[DIRECTIONS FOR THIS TASK]: Repeat the whole listing below, word for word.

[EXTRACTED INFORMATION]:

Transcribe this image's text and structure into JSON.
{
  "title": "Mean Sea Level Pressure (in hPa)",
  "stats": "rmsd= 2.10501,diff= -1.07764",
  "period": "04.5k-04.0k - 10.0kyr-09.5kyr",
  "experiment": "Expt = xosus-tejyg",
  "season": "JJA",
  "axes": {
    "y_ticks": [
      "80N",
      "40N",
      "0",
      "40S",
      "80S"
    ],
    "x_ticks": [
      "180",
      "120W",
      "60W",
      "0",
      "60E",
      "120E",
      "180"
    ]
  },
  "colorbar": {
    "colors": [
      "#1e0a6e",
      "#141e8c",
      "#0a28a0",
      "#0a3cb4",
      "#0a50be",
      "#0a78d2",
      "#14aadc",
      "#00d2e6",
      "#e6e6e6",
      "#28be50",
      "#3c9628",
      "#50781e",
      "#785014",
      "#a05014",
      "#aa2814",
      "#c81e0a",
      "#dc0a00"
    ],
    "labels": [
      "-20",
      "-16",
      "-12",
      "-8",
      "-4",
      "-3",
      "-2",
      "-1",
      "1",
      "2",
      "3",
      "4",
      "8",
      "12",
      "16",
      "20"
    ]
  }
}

[RESULT OF THE TASK]:
Transcribe this image's text and structure into JSON.
{
  "title": "Mean Sea Level Pressure (in hPa)",
  "stats": "rmsd= 2.10501,diff= -1.07764",
  "period": "04.5k-04.0k - 10.0kyr-09.5kyr",
  "experiment": "Expt = xosus-tejyg",
  "season": "JJA",
  "axes": {
    "y_ticks": [
      "80N",
      "40N",
      "0",
      "40S",
      "80S"
    ],
    "x_ticks": [
      "180",
      "120W",
      "60W",
      "0",
      "60E",
      "120E",
      "180"
    ]
  },
  "colorbar": {
    "colors": [
      "#1e0a6e",
      "#141e8c",
      "#0a28a0",
      "#0a3cb4",
      "#0a50be",
      "#0a78d2",
      "#14aadc",
      "#00d2e6",
      "#e6e6e6",
      "#28be50",
      "#3c9628",
      "#50781e",
      "#785014",
      "#a05014",
      "#aa2814",
      "#c81e0a",
      "#dc0a00"
    ],
    "labels": [
      "-20",
      "-16",
      "-12",
      "-8",
      "-4",
      "-3",
      "-2",
      "-1",
      "1",
      "2",
      "3",
      "4",
      "8",
      "12",
      "16",
      "20"
    ]
  }
}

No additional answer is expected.